[Collected data entries]
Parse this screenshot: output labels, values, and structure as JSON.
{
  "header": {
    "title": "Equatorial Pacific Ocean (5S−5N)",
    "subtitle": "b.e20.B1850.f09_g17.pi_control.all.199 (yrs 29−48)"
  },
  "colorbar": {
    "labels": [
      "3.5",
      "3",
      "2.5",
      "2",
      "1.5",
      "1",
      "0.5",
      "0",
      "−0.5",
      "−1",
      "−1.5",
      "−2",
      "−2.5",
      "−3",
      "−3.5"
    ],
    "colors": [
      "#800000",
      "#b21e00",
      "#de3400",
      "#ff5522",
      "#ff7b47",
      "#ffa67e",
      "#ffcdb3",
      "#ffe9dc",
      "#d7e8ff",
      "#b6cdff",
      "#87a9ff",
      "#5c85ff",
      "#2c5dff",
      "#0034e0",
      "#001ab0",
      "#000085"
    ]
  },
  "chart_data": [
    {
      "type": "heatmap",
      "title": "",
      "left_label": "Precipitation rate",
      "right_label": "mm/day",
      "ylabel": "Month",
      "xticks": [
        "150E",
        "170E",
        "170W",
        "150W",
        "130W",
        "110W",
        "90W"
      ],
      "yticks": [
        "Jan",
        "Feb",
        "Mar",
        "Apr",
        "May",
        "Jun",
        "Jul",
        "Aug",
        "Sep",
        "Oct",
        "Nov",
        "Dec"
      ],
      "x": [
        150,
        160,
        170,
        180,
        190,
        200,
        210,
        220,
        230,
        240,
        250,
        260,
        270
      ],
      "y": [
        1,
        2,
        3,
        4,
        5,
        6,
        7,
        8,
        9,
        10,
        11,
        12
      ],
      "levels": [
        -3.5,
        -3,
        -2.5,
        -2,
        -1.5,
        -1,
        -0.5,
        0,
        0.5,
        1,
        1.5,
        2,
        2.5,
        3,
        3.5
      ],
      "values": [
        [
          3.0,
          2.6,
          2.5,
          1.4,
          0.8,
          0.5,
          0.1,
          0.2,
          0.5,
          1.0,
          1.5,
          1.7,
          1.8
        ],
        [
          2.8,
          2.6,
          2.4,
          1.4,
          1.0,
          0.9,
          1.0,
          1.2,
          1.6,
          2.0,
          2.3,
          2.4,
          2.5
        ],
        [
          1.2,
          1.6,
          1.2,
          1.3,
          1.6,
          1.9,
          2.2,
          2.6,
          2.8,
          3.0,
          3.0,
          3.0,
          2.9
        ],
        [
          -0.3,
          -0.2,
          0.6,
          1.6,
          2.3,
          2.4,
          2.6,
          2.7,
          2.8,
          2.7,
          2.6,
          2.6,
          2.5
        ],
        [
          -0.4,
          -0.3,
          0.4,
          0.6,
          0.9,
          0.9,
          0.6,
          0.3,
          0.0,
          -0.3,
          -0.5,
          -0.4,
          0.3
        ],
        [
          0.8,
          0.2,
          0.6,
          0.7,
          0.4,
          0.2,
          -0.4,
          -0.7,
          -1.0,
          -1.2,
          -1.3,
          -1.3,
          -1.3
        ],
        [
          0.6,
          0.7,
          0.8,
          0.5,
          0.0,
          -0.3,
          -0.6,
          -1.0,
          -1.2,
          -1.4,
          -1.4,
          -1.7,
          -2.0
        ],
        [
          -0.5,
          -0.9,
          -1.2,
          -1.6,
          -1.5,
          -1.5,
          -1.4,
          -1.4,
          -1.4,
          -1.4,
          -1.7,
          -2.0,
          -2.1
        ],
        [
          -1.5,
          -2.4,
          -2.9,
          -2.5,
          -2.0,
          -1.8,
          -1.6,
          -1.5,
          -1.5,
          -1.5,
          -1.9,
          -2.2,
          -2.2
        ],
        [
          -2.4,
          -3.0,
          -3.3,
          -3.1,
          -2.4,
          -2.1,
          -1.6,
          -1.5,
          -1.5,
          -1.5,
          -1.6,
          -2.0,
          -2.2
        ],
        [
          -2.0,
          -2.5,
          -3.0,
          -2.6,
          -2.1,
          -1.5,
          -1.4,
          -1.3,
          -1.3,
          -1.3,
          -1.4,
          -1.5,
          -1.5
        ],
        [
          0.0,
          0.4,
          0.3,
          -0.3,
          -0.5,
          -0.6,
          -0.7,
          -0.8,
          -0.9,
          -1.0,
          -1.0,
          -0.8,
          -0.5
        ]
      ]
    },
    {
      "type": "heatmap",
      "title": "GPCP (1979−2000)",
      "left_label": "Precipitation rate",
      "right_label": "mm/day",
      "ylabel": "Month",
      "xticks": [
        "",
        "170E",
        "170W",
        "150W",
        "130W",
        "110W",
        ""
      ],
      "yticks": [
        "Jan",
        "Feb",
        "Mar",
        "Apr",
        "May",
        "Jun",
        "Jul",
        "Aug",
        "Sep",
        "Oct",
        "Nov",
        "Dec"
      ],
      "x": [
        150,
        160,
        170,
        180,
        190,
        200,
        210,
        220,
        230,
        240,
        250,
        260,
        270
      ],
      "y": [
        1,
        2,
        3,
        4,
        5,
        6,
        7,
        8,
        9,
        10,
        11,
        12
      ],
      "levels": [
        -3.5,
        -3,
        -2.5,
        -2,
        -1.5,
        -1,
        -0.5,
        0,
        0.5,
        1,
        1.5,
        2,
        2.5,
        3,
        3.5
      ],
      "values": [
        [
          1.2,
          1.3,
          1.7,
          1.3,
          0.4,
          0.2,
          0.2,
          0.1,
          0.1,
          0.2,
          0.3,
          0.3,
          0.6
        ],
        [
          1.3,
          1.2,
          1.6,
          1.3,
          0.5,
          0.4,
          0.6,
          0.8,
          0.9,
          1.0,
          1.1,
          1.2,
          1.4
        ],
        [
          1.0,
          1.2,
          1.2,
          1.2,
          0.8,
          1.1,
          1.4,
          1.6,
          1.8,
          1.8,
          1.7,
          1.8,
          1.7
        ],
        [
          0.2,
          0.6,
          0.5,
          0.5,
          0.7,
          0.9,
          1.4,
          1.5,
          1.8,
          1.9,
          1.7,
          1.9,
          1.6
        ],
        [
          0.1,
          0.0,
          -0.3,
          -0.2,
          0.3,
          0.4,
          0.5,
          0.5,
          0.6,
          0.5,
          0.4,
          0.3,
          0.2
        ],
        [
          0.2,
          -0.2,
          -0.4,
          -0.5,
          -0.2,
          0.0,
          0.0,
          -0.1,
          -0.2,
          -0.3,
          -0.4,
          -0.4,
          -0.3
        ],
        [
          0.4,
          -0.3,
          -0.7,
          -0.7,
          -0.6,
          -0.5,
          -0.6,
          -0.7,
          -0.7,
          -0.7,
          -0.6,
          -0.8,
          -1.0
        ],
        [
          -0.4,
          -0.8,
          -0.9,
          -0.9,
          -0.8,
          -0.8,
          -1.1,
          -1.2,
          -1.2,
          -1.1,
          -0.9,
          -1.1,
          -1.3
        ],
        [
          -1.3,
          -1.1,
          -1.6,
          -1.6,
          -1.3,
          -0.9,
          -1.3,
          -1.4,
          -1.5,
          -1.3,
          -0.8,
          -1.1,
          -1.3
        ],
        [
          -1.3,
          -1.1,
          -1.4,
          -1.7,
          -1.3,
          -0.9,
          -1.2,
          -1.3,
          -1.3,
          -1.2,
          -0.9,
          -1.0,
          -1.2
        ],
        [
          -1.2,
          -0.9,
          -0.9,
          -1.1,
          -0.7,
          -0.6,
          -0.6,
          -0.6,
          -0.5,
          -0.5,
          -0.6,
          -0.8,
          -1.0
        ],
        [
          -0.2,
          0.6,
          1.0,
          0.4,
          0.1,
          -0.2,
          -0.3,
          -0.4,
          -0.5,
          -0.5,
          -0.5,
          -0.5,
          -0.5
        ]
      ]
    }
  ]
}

(STATED PROBLEM): Reproduce the records in full, exactly as written.

(THE COMPLETED TASK):
Parse this screenshot: output labels, values, and structure as JSON.
{
  "header": {
    "title": "Equatorial Pacific Ocean (5S−5N)",
    "subtitle": "b.e20.B1850.f09_g17.pi_control.all.199 (yrs 29−48)"
  },
  "colorbar": {
    "labels": [
      "3.5",
      "3",
      "2.5",
      "2",
      "1.5",
      "1",
      "0.5",
      "0",
      "−0.5",
      "−1",
      "−1.5",
      "−2",
      "−2.5",
      "−3",
      "−3.5"
    ],
    "colors": [
      "#800000",
      "#b21e00",
      "#de3400",
      "#ff5522",
      "#ff7b47",
      "#ffa67e",
      "#ffcdb3",
      "#ffe9dc",
      "#d7e8ff",
      "#b6cdff",
      "#87a9ff",
      "#5c85ff",
      "#2c5dff",
      "#0034e0",
      "#001ab0",
      "#000085"
    ]
  },
  "chart_data": [
    {
      "type": "heatmap",
      "title": "",
      "left_label": "Precipitation rate",
      "right_label": "mm/day",
      "ylabel": "Month",
      "xticks": [
        "150E",
        "170E",
        "170W",
        "150W",
        "130W",
        "110W",
        "90W"
      ],
      "yticks": [
        "Jan",
        "Feb",
        "Mar",
        "Apr",
        "May",
        "Jun",
        "Jul",
        "Aug",
        "Sep",
        "Oct",
        "Nov",
        "Dec"
      ],
      "x": [
        150,
        160,
        170,
        180,
        190,
        200,
        210,
        220,
        230,
        240,
        250,
        260,
        270
      ],
      "y": [
        1,
        2,
        3,
        4,
        5,
        6,
        7,
        8,
        9,
        10,
        11,
        12
      ],
      "levels": [
        -3.5,
        -3,
        -2.5,
        -2,
        -1.5,
        -1,
        -0.5,
        0,
        0.5,
        1,
        1.5,
        2,
        2.5,
        3,
        3.5
      ],
      "values": [
        [
          3.0,
          2.6,
          2.5,
          1.4,
          0.8,
          0.5,
          0.1,
          0.2,
          0.5,
          1.0,
          1.5,
          1.7,
          1.8
        ],
        [
          2.8,
          2.6,
          2.4,
          1.4,
          1.0,
          0.9,
          1.0,
          1.2,
          1.6,
          2.0,
          2.3,
          2.4,
          2.5
        ],
        [
          1.2,
          1.6,
          1.2,
          1.3,
          1.6,
          1.9,
          2.2,
          2.6,
          2.8,
          3.0,
          3.0,
          3.0,
          2.9
        ],
        [
          -0.3,
          -0.2,
          0.6,
          1.6,
          2.3,
          2.4,
          2.6,
          2.7,
          2.8,
          2.7,
          2.6,
          2.6,
          2.5
        ],
        [
          -0.4,
          -0.3,
          0.4,
          0.6,
          0.9,
          0.9,
          0.6,
          0.3,
          0.0,
          -0.3,
          -0.5,
          -0.4,
          0.3
        ],
        [
          0.8,
          0.2,
          0.6,
          0.7,
          0.4,
          0.2,
          -0.4,
          -0.7,
          -1.0,
          -1.2,
          -1.3,
          -1.3,
          -1.3
        ],
        [
          0.6,
          0.7,
          0.8,
          0.5,
          0.0,
          -0.3,
          -0.6,
          -1.0,
          -1.2,
          -1.4,
          -1.4,
          -1.7,
          -2.0
        ],
        [
          -0.5,
          -0.9,
          -1.2,
          -1.6,
          -1.5,
          -1.5,
          -1.4,
          -1.4,
          -1.4,
          -1.4,
          -1.7,
          -2.0,
          -2.1
        ],
        [
          -1.5,
          -2.4,
          -2.9,
          -2.5,
          -2.0,
          -1.8,
          -1.6,
          -1.5,
          -1.5,
          -1.5,
          -1.9,
          -2.2,
          -2.2
        ],
        [
          -2.4,
          -3.0,
          -3.3,
          -3.1,
          -2.4,
          -2.1,
          -1.6,
          -1.5,
          -1.5,
          -1.5,
          -1.6,
          -2.0,
          -2.2
        ],
        [
          -2.0,
          -2.5,
          -3.0,
          -2.6,
          -2.1,
          -1.5,
          -1.4,
          -1.3,
          -1.3,
          -1.3,
          -1.4,
          -1.5,
          -1.5
        ],
        [
          0.0,
          0.4,
          0.3,
          -0.3,
          -0.5,
          -0.6,
          -0.7,
          -0.8,
          -0.9,
          -1.0,
          -1.0,
          -0.8,
          -0.5
        ]
      ]
    },
    {
      "type": "heatmap",
      "title": "GPCP (1979−2000)",
      "left_label": "Precipitation rate",
      "right_label": "mm/day",
      "ylabel": "Month",
      "xticks": [
        "",
        "170E",
        "170W",
        "150W",
        "130W",
        "110W",
        ""
      ],
      "yticks": [
        "Jan",
        "Feb",
        "Mar",
        "Apr",
        "May",
        "Jun",
        "Jul",
        "Aug",
        "Sep",
        "Oct",
        "Nov",
        "Dec"
      ],
      "x": [
        150,
        160,
        170,
        180,
        190,
        200,
        210,
        220,
        230,
        240,
        250,
        260,
        270
      ],
      "y": [
        1,
        2,
        3,
        4,
        5,
        6,
        7,
        8,
        9,
        10,
        11,
        12
      ],
      "levels": [
        -3.5,
        -3,
        -2.5,
        -2,
        -1.5,
        -1,
        -0.5,
        0,
        0.5,
        1,
        1.5,
        2,
        2.5,
        3,
        3.5
      ],
      "values": [
        [
          1.2,
          1.3,
          1.7,
          1.3,
          0.4,
          0.2,
          0.2,
          0.1,
          0.1,
          0.2,
          0.3,
          0.3,
          0.6
        ],
        [
          1.3,
          1.2,
          1.6,
          1.3,
          0.5,
          0.4,
          0.6,
          0.8,
          0.9,
          1.0,
          1.1,
          1.2,
          1.4
        ],
        [
          1.0,
          1.2,
          1.2,
          1.2,
          0.8,
          1.1,
          1.4,
          1.6,
          1.8,
          1.8,
          1.7,
          1.8,
          1.7
        ],
        [
          0.2,
          0.6,
          0.5,
          0.5,
          0.7,
          0.9,
          1.4,
          1.5,
          1.8,
          1.9,
          1.7,
          1.9,
          1.6
        ],
        [
          0.1,
          0.0,
          -0.3,
          -0.2,
          0.3,
          0.4,
          0.5,
          0.5,
          0.6,
          0.5,
          0.4,
          0.3,
          0.2
        ],
        [
          0.2,
          -0.2,
          -0.4,
          -0.5,
          -0.2,
          0.0,
          0.0,
          -0.1,
          -0.2,
          -0.3,
          -0.4,
          -0.4,
          -0.3
        ],
        [
          0.4,
          -0.3,
          -0.7,
          -0.7,
          -0.6,
          -0.5,
          -0.6,
          -0.7,
          -0.7,
          -0.7,
          -0.6,
          -0.8,
          -1.0
        ],
        [
          -0.4,
          -0.8,
          -0.9,
          -0.9,
          -0.8,
          -0.8,
          -1.1,
          -1.2,
          -1.2,
          -1.1,
          -0.9,
          -1.1,
          -1.3
        ],
        [
          -1.3,
          -1.1,
          -1.6,
          -1.6,
          -1.3,
          -0.9,
          -1.3,
          -1.4,
          -1.5,
          -1.3,
          -0.8,
          -1.1,
          -1.3
        ],
        [
          -1.3,
          -1.1,
          -1.4,
          -1.7,
          -1.3,
          -0.9,
          -1.2,
          -1.3,
          -1.3,
          -1.2,
          -0.9,
          -1.0,
          -1.2
        ],
        [
          -1.2,
          -0.9,
          -0.9,
          -1.1,
          -0.7,
          -0.6,
          -0.6,
          -0.6,
          -0.5,
          -0.5,
          -0.6,
          -0.8,
          -1.0
        ],
        [
          -0.2,
          0.6,
          1.0,
          0.4,
          0.1,
          -0.2,
          -0.3,
          -0.4,
          -0.5,
          -0.5,
          -0.5,
          -0.5,
          -0.5
        ]
      ]
    }
  ]
}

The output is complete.